• **Exercise objective**:
Extract the lines below word for word, and leave the pictures out of your answer.

(Lines excerpted from a collection)
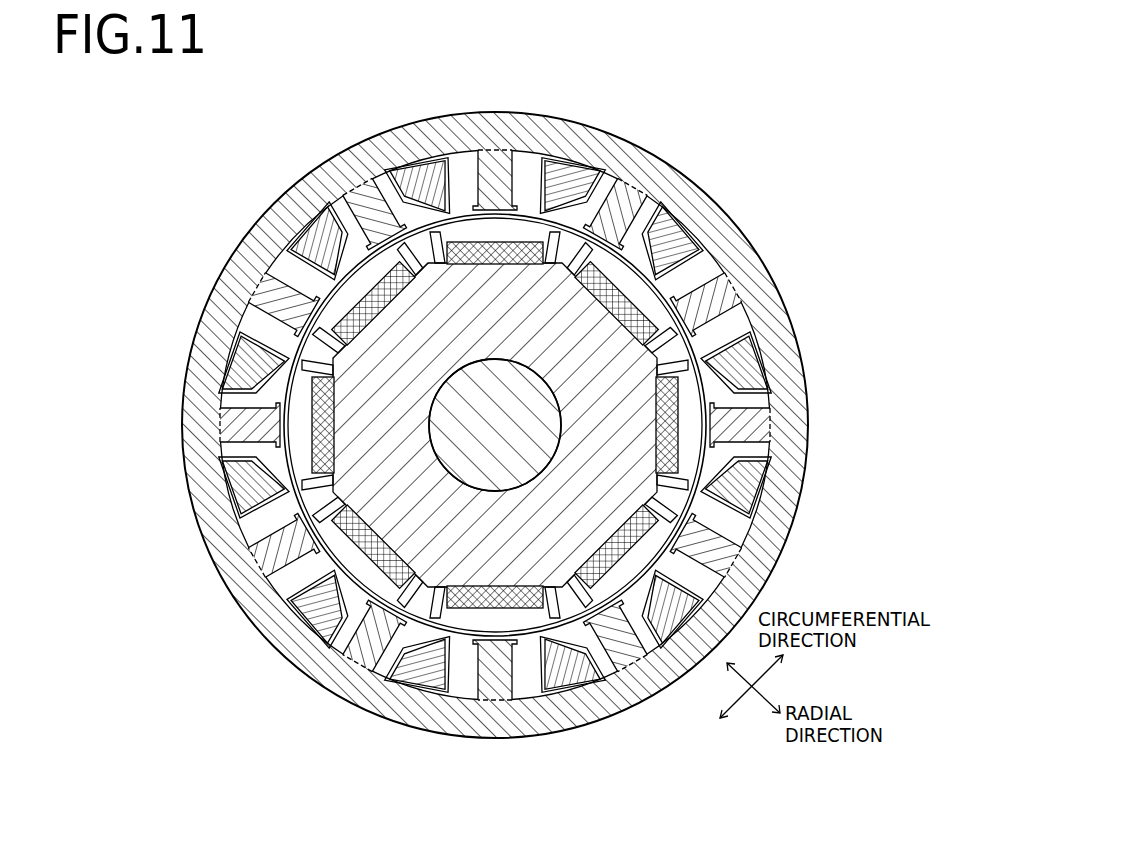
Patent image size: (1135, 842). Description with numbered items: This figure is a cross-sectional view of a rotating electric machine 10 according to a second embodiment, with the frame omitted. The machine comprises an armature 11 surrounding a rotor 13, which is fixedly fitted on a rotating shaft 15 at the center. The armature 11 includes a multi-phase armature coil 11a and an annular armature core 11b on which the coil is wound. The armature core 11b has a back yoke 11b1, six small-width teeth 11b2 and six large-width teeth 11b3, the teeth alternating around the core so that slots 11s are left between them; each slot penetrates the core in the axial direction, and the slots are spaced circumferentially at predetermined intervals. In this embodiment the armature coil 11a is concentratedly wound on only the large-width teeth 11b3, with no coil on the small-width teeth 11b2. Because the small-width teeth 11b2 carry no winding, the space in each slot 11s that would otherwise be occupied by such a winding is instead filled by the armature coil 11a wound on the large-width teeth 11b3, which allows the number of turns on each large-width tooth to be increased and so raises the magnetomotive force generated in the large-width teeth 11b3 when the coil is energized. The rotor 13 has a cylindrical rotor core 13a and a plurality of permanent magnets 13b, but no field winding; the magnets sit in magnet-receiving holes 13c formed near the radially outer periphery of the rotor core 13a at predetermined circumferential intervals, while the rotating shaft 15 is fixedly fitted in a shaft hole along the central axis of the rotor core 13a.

The rotating electric machine 10 is at (494, 404).
The armature 11 is at (494, 402).
The armature coil 11a is at (412, 180).
The armature core 11b is at (494, 402).
The back yoke 11b1 is at (568, 138).
The small-width teeth 11b2 is at (490, 172).
The large-width teeth 11b3 is at (372, 182).
The slots 11s is at (534, 424).
The rotor 13 is at (513, 478).
The rotor core 13a is at (378, 447).
The permanent magnets 13b is at (357, 320).
The magnet-receiving holes 13c is at (687, 345).
The rotating shaft 15 is at (493, 445).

• **Exercise answer**:
Patent image size: (1135, 842). Description with numbered items: This figure is a cross-sectional view of a rotating electric machine 10 according to a second embodiment, with the frame omitted. The machine comprises an armature 11 surrounding a rotor 13, which is fixedly fitted on a rotating shaft 15 at the center. The armature 11 includes a multi-phase armature coil 11a and an annular armature core 11b on which the coil is wound. The armature core 11b has a back yoke 11b1, six small-width teeth 11b2 and six large-width teeth 11b3, the teeth alternating around the core so that slots 11s are left between them; each slot penetrates the core in the axial direction, and the slots are spaced circumferentially at predetermined intervals. In this embodiment the armature coil 11a is concentratedly wound on only the large-width teeth 11b3, with no coil on the small-width teeth 11b2. Because the small-width teeth 11b2 carry no winding, the space in each slot 11s that would otherwise be occupied by such a winding is instead filled by the armature coil 11a wound on the large-width teeth 11b3, which allows the number of turns on each large-width tooth to be increased and so raises the magnetomotive force generated in the large-width teeth 11b3 when the coil is energized. The rotor 13 has a cylindrical rotor core 13a and a plurality of permanent magnets 13b, but no field winding; the magnets sit in magnet-receiving holes 13c formed near the radially outer periphery of the rotor core 13a at predetermined circumferential intervals, while the rotating shaft 15 is fixedly fitted in a shaft hole along the central axis of the rotor core 13a.

The rotating electric machine 10 is at (494, 404).
The armature 11 is at (494, 402).
The armature coil 11a is at (412, 180).
The armature core 11b is at (494, 402).
The back yoke 11b1 is at (568, 138).
The small-width teeth 11b2 is at (490, 172).
The large-width teeth 11b3 is at (372, 182).
The slots 11s is at (534, 424).
The rotor 13 is at (513, 478).
The rotor core 13a is at (378, 447).
The permanent magnets 13b is at (357, 320).
The magnet-receiving holes 13c is at (687, 345).
The rotating shaft 15 is at (493, 445).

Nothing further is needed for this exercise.